Prompt. You are to retype all of the data exactly as it appears.

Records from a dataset
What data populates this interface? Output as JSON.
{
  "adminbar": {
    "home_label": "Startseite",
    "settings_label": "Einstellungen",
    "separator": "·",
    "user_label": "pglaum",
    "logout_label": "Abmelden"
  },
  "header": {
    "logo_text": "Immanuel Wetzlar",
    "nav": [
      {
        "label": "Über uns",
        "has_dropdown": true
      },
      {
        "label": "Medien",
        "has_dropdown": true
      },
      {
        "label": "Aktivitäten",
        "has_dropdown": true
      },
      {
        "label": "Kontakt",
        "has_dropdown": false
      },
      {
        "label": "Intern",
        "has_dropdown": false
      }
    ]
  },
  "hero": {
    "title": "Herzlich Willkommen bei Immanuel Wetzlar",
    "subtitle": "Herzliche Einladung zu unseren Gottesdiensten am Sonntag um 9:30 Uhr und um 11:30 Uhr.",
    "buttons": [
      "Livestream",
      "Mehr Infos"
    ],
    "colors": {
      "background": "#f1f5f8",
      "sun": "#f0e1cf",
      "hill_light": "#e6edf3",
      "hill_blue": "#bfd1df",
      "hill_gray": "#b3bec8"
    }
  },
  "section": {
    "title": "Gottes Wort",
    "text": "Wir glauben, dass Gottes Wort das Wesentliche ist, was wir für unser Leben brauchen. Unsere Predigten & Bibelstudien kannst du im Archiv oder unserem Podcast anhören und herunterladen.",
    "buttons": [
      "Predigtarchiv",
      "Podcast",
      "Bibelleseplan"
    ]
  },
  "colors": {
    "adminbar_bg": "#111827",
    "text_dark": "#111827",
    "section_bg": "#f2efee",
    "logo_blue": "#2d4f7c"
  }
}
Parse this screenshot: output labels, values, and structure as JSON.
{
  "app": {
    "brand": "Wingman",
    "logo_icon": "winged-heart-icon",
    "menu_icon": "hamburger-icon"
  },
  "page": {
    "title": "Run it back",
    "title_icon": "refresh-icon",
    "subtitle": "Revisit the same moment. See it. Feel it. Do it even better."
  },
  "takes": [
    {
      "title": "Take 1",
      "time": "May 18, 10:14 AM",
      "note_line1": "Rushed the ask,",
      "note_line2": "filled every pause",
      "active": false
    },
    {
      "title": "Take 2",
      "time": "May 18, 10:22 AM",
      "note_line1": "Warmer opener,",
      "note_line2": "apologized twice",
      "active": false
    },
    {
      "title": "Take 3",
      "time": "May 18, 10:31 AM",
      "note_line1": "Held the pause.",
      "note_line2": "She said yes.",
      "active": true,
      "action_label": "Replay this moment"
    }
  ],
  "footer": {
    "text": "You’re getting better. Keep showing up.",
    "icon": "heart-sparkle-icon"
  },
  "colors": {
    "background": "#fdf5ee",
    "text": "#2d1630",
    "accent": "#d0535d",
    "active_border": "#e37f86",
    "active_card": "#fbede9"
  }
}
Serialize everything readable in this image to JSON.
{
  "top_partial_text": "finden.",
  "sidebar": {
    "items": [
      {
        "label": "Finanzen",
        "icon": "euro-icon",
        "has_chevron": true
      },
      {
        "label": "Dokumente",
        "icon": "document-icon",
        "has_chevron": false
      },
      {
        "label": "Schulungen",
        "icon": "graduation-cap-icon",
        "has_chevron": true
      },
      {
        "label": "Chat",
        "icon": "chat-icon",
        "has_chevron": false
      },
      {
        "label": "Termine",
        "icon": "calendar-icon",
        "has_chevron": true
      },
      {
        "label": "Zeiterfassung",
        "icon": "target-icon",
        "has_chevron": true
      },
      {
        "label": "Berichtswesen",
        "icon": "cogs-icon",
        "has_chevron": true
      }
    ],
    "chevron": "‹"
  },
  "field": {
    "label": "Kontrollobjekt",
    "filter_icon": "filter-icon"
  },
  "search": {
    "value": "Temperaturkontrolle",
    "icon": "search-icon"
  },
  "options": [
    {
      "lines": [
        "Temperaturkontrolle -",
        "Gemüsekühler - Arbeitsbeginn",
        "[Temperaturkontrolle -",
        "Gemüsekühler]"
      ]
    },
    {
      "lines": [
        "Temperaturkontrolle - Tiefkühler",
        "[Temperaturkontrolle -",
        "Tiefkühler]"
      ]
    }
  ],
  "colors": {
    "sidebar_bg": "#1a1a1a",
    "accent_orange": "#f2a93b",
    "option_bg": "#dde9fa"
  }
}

Written reply.
What data populates this interface? Output as JSON.
{
  "adminbar": {
    "home_label": "Startseite",
    "settings_label": "Einstellungen",
    "separator": "·",
    "user_label": "pglaum",
    "logout_label": "Abmelden"
  },
  "header": {
    "logo_text": "Immanuel Wetzlar",
    "nav": [
      {
        "label": "Über uns",
        "has_dropdown": true
      },
      {
        "label": "Medien",
        "has_dropdown": true
      },
      {
        "label": "Aktivitäten",
        "has_dropdown": true
      },
      {
        "label": "Kontakt",
        "has_dropdown": false
      },
      {
        "label": "Intern",
        "has_dropdown": false
      }
    ]
  },
  "hero": {
    "title": "Herzlich Willkommen bei Immanuel Wetzlar",
    "subtitle": "Herzliche Einladung zu unseren Gottesdiensten am Sonntag um 9:30 Uhr und um 11:30 Uhr.",
    "buttons": [
      "Livestream",
      "Mehr Infos"
    ],
    "colors": {
      "background": "#f1f5f8",
      "sun": "#f0e1cf",
      "hill_light": "#e6edf3",
      "hill_blue": "#bfd1df",
      "hill_gray": "#b3bec8"
    }
  },
  "section": {
    "title": "Gottes Wort",
    "text": "Wir glauben, dass Gottes Wort das Wesentliche ist, was wir für unser Leben brauchen. Unsere Predigten & Bibelstudien kannst du im Archiv oder unserem Podcast anhören und herunterladen.",
    "buttons": [
      "Predigtarchiv",
      "Podcast",
      "Bibelleseplan"
    ]
  },
  "colors": {
    "adminbar_bg": "#111827",
    "text_dark": "#111827",
    "section_bg": "#f2efee",
    "logo_blue": "#2d4f7c"
  }
}
Parse this screenshot: output labels, values, and structure as JSON.
{
  "app": {
    "brand": "Wingman",
    "logo_icon": "winged-heart-icon",
    "menu_icon": "hamburger-icon"
  },
  "page": {
    "title": "Run it back",
    "title_icon": "refresh-icon",
    "subtitle": "Revisit the same moment. See it. Feel it. Do it even better."
  },
  "takes": [
    {
      "title": "Take 1",
      "time": "May 18, 10:14 AM",
      "note_line1": "Rushed the ask,",
      "note_line2": "filled every pause",
      "active": false
    },
    {
      "title": "Take 2",
      "time": "May 18, 10:22 AM",
      "note_line1": "Warmer opener,",
      "note_line2": "apologized twice",
      "active": false
    },
    {
      "title": "Take 3",
      "time": "May 18, 10:31 AM",
      "note_line1": "Held the pause.",
      "note_line2": "She said yes.",
      "active": true,
      "action_label": "Replay this moment"
    }
  ],
  "footer": {
    "text": "You’re getting better. Keep showing up.",
    "icon": "heart-sparkle-icon"
  },
  "colors": {
    "background": "#fdf5ee",
    "text": "#2d1630",
    "accent": "#d0535d",
    "active_border": "#e37f86",
    "active_card": "#fbede9"
  }
}
Serialize everything readable in this image to JSON.
{
  "top_partial_text": "finden.",
  "sidebar": {
    "items": [
      {
        "label": "Finanzen",
        "icon": "euro-icon",
        "has_chevron": true
      },
      {
        "label": "Dokumente",
        "icon": "document-icon",
        "has_chevron": false
      },
      {
        "label": "Schulungen",
        "icon": "graduation-cap-icon",
        "has_chevron": true
      },
      {
        "label": "Chat",
        "icon": "chat-icon",
        "has_chevron": false
      },
      {
        "label": "Termine",
        "icon": "calendar-icon",
        "has_chevron": true
      },
      {
        "label": "Zeiterfassung",
        "icon": "target-icon",
        "has_chevron": true
      },
      {
        "label": "Berichtswesen",
        "icon": "cogs-icon",
        "has_chevron": true
      }
    ],
    "chevron": "‹"
  },
  "field": {
    "label": "Kontrollobjekt",
    "filter_icon": "filter-icon"
  },
  "search": {
    "value": "Temperaturkontrolle",
    "icon": "search-icon"
  },
  "options": [
    {
      "lines": [
        "Temperaturkontrolle -",
        "Gemüsekühler - Arbeitsbeginn",
        "[Temperaturkontrolle -",
        "Gemüsekühler]"
      ]
    },
    {
      "lines": [
        "Temperaturkontrolle - Tiefkühler",
        "[Temperaturkontrolle -",
        "Tiefkühler]"
      ]
    }
  ],
  "colors": {
    "sidebar_bg": "#1a1a1a",
    "accent_orange": "#f2a93b",
    "option_bg": "#dde9fa"
  }
}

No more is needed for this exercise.